→ **TASK DETAILS**:
Copy every line of the records below where the word "ylabel" occurs.

→ **SUPPLIED INFORMATION**:
* * *

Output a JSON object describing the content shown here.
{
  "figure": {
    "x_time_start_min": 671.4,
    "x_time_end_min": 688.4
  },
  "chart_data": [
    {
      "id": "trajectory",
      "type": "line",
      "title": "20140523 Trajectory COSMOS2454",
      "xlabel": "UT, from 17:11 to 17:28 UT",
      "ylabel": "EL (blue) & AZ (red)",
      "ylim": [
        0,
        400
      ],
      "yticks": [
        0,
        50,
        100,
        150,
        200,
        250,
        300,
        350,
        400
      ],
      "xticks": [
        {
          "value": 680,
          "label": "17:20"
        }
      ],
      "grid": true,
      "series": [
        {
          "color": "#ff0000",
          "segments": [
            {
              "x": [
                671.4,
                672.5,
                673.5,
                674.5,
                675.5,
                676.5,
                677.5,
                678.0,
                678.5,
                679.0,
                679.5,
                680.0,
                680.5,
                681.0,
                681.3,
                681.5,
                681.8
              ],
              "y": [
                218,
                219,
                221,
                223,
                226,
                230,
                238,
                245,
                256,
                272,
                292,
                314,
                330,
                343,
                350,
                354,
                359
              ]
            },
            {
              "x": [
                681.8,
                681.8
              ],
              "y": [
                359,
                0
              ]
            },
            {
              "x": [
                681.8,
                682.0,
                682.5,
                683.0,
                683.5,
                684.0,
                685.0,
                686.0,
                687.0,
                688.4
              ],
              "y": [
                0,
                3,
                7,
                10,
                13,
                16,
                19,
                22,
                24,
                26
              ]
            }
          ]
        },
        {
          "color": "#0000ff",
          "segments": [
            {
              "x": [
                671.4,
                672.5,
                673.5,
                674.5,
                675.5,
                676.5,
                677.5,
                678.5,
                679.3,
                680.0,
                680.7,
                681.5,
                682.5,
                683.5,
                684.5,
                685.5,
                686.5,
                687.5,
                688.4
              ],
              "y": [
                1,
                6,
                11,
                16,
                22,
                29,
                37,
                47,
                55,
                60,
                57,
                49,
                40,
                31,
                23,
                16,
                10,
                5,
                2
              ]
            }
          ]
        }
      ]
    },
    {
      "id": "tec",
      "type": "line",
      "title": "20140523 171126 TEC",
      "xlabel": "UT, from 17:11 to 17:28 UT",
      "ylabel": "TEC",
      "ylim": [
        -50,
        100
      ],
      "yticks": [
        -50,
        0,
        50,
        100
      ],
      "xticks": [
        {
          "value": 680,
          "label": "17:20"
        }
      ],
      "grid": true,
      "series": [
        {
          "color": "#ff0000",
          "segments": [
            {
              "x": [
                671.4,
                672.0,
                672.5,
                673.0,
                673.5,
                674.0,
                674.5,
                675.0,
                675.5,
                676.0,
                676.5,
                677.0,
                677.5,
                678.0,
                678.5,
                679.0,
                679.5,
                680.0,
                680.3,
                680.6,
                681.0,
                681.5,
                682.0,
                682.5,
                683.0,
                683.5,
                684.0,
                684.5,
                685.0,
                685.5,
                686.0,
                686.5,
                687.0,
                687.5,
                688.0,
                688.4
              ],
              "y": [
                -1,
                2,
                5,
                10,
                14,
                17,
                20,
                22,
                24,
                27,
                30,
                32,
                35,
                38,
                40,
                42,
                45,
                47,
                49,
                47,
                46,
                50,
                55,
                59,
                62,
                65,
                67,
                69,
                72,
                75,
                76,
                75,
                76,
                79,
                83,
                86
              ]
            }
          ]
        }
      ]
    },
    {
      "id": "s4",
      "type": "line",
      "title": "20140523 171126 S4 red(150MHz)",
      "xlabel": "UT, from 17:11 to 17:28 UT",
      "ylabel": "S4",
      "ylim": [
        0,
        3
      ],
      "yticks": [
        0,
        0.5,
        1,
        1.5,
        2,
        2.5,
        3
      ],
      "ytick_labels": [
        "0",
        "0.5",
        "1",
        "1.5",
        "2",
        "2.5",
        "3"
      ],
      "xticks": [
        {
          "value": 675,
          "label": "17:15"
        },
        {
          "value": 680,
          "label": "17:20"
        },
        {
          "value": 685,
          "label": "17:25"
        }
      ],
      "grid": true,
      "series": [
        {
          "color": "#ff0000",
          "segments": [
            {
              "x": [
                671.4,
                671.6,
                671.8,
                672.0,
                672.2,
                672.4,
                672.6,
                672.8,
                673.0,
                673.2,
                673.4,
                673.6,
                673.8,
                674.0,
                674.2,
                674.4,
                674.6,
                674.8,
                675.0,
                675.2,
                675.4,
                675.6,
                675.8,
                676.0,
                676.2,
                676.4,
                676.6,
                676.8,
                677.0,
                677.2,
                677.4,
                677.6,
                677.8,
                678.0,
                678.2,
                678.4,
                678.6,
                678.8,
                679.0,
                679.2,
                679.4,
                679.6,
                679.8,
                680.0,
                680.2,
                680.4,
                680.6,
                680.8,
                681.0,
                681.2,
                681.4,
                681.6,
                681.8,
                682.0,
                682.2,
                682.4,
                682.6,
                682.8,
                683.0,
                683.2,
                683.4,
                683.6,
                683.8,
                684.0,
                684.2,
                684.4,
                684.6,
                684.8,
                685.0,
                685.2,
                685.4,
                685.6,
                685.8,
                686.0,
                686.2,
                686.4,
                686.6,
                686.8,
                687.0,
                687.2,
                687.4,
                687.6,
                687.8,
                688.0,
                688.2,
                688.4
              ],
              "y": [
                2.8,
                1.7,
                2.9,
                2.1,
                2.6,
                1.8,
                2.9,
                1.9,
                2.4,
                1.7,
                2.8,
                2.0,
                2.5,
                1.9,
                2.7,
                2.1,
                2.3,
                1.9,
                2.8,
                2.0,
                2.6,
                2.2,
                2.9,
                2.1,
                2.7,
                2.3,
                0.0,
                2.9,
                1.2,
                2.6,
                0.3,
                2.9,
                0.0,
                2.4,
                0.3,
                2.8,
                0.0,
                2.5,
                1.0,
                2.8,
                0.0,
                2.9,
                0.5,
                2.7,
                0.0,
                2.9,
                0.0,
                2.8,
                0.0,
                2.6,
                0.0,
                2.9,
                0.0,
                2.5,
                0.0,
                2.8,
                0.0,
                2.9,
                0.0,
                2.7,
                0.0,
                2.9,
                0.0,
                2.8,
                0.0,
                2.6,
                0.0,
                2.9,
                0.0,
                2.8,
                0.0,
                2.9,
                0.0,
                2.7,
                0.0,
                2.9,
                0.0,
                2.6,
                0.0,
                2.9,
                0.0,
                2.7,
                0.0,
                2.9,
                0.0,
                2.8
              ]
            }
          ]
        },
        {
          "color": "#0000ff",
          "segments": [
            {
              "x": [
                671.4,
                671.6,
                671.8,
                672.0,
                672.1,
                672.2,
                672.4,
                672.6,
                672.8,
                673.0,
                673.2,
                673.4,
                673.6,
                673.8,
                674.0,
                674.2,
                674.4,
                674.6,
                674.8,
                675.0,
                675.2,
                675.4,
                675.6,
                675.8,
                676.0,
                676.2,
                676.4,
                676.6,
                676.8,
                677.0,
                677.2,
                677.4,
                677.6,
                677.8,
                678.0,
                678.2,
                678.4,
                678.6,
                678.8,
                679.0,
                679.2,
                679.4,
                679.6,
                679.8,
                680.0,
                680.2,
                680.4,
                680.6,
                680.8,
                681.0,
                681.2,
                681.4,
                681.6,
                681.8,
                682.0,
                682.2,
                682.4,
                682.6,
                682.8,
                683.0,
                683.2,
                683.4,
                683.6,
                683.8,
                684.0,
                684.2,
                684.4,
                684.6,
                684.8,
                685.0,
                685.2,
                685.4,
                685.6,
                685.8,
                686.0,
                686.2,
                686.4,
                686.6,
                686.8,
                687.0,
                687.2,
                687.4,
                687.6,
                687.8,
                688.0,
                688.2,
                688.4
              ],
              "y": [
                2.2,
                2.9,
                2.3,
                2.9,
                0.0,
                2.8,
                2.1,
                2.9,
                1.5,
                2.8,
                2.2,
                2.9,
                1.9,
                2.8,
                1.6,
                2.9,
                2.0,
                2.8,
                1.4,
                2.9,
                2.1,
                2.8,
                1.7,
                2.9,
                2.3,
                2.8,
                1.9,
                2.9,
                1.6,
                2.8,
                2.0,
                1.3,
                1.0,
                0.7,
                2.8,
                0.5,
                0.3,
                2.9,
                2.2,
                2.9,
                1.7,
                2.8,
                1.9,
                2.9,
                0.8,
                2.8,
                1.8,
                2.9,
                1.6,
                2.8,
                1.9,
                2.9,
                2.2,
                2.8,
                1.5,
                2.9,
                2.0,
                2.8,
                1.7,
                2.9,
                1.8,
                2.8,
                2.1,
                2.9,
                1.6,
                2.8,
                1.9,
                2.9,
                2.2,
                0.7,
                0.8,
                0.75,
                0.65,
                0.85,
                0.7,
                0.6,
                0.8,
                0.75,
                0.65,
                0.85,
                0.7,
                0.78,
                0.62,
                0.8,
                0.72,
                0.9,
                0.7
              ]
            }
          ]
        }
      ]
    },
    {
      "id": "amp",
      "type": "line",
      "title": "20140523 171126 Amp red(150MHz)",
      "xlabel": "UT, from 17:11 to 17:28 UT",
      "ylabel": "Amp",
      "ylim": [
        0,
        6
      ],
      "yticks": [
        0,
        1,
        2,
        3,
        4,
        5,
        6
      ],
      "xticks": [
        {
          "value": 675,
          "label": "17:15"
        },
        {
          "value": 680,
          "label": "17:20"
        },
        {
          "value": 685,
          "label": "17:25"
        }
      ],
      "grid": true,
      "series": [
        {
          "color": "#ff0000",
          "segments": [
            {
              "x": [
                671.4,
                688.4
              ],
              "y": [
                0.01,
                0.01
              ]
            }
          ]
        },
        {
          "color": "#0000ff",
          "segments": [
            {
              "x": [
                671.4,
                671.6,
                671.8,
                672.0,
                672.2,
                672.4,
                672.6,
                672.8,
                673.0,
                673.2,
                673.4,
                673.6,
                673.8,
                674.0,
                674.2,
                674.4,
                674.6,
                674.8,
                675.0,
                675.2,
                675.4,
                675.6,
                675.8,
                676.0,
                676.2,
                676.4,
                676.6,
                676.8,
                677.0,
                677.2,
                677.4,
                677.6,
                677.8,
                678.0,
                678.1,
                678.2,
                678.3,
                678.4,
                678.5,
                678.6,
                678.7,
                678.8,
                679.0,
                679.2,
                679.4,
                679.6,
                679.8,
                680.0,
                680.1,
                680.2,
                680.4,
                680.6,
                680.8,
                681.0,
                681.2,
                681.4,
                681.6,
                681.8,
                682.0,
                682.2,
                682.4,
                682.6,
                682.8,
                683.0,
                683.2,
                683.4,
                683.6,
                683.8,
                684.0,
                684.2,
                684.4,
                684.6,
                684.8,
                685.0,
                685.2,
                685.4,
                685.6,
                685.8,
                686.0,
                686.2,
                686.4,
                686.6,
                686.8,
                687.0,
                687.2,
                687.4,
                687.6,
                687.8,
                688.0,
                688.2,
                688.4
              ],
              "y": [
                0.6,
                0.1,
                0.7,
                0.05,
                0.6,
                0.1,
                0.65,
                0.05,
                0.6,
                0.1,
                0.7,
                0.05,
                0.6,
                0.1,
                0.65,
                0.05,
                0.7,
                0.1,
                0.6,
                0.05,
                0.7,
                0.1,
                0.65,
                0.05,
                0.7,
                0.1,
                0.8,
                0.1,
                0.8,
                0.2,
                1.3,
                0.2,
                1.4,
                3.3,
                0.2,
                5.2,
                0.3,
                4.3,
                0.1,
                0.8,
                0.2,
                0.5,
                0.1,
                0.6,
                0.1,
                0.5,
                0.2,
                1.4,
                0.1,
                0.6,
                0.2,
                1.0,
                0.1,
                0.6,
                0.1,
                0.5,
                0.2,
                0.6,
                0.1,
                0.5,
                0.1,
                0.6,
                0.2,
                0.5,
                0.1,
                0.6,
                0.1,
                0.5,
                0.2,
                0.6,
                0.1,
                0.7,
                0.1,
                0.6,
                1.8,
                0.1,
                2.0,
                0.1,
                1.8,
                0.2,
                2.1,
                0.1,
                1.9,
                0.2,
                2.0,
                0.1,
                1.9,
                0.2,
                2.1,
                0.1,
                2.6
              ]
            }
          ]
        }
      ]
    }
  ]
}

* * *

→ **REPLY TO THE TASK**:
      "ylabel": "EL (blue) & AZ (red)",
      "ylabel": "TEC",
      "ylabel": "S4",
      "ylabel": "Amp",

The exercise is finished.